- _What is expected_:
Copy all lines that contain the word "only".
=== Input rows ===
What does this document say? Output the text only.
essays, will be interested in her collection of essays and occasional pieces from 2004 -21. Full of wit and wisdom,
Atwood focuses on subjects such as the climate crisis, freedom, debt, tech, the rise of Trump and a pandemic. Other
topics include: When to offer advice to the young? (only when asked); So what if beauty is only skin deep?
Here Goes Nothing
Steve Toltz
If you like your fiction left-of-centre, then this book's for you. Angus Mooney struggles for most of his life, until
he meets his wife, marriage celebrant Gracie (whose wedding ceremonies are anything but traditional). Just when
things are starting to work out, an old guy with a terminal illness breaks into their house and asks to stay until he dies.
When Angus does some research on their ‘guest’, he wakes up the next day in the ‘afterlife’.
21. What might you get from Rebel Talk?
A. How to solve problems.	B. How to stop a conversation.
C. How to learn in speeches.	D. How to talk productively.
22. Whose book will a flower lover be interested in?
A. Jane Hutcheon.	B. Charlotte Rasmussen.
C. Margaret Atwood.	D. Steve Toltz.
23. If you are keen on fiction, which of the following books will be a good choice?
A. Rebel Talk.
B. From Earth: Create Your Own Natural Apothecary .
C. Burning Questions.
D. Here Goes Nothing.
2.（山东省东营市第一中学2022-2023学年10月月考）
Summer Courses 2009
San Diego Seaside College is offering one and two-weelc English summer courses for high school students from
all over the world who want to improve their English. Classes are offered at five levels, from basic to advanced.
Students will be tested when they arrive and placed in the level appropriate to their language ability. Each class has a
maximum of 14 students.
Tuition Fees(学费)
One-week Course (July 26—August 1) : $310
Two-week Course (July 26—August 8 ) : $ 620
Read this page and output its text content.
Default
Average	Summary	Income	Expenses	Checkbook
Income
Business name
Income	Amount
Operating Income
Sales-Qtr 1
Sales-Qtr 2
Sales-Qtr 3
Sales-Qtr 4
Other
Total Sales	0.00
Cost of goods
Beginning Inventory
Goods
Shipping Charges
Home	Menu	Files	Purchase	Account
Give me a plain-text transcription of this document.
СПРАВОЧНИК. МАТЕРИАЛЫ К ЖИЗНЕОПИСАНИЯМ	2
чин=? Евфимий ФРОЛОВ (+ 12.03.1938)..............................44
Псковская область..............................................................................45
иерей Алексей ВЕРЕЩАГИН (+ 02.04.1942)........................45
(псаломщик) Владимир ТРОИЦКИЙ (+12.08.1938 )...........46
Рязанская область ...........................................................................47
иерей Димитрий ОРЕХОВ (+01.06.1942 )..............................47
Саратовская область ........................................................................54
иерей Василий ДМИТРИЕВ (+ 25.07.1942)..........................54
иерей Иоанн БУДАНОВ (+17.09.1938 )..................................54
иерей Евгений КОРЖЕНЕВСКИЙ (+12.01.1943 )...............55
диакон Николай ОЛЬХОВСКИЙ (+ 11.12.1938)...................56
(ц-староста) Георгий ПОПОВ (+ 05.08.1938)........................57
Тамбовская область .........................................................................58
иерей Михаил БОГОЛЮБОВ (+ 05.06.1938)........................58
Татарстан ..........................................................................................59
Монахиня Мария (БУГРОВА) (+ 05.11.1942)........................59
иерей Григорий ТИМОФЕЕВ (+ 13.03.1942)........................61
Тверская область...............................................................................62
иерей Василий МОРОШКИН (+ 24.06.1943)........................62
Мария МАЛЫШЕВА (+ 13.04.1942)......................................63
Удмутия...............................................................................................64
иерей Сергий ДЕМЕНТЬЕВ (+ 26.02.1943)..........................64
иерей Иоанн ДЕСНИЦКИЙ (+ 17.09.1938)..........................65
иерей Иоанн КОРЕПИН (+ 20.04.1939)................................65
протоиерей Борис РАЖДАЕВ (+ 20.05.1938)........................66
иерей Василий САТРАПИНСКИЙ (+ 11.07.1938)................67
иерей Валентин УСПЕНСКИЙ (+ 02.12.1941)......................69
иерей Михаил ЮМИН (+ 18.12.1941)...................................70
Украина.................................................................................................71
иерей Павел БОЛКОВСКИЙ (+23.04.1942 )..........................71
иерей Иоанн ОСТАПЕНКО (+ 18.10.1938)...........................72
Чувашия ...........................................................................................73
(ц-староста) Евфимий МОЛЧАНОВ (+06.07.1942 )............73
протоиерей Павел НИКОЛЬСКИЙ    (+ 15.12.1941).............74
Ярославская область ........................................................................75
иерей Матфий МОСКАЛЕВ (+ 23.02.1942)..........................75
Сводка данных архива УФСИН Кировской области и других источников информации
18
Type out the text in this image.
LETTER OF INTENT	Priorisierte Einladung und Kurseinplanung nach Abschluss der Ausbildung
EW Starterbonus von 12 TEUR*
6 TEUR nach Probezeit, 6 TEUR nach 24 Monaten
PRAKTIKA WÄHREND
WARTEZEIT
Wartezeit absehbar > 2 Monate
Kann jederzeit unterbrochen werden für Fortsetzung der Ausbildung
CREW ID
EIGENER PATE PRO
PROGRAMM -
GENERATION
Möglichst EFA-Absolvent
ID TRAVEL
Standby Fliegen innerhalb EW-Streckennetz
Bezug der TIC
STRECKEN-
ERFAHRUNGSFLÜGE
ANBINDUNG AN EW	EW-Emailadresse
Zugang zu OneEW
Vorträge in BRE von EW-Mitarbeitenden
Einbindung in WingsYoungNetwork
===
- _Final answer_:
What does this document say? Output the text only.
topics include: When to offer advice to the young? (only when asked); So what if beauty is only skin deep?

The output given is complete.